## [Work required]
Go over the listing below line by line and tally those containing "không". Give only the tally.
-- start The records --
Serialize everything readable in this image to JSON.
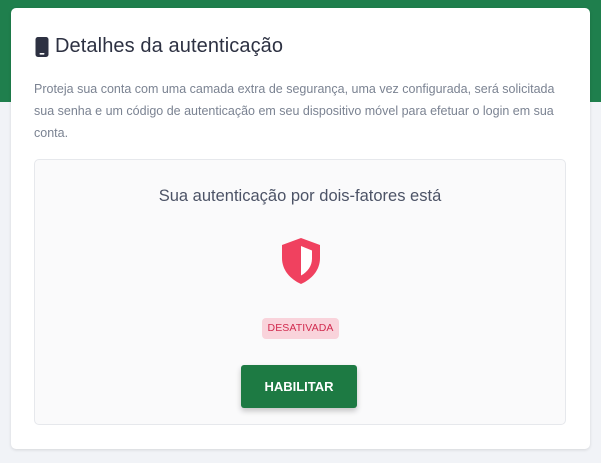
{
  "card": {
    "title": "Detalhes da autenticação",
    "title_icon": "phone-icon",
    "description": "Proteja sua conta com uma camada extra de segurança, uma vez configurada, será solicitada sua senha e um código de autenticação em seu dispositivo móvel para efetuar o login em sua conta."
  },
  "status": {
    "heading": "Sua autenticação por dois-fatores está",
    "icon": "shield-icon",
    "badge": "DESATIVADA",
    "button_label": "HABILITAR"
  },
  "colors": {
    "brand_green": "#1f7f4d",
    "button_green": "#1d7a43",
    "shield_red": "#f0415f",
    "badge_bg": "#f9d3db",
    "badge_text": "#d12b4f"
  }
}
-- end The records --
-- start The records --
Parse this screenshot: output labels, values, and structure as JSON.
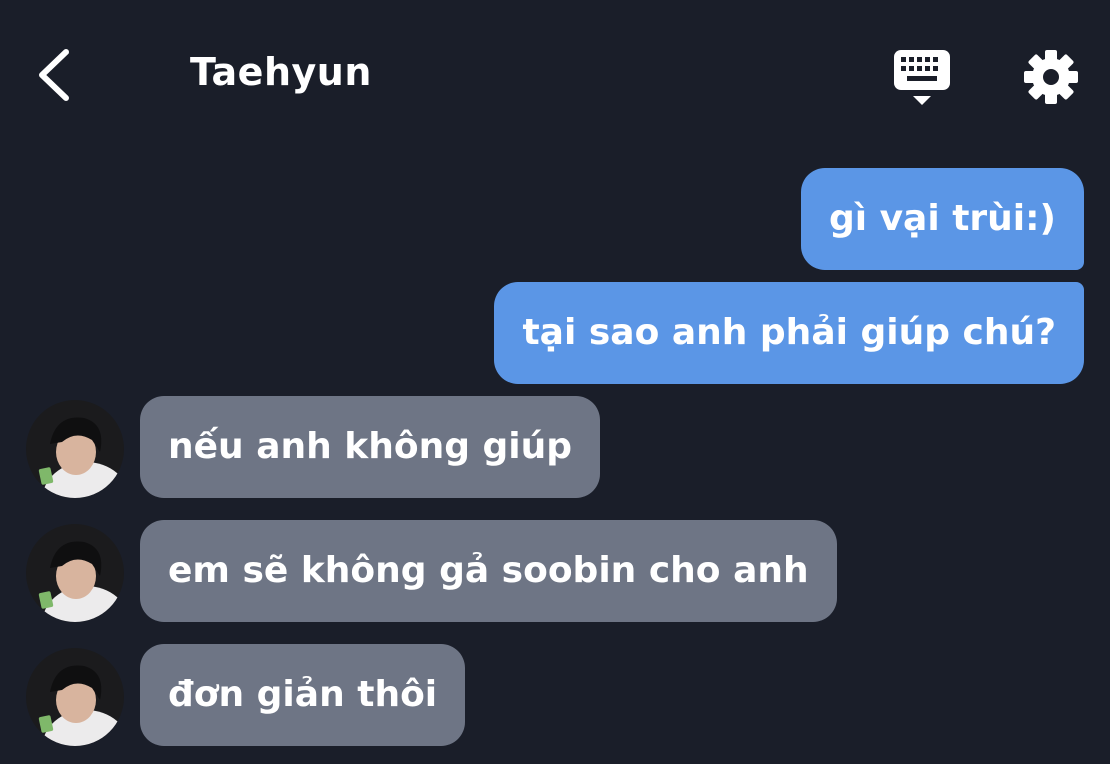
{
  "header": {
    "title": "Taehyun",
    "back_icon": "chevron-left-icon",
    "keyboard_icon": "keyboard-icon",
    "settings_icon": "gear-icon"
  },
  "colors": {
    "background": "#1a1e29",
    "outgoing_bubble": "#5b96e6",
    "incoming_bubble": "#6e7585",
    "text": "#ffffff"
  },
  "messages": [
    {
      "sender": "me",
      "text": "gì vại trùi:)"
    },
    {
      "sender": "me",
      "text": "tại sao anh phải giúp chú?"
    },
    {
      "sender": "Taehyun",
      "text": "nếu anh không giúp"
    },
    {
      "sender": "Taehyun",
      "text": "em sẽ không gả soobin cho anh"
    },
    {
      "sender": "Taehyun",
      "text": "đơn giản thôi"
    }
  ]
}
-- end The records --
## [The response]
2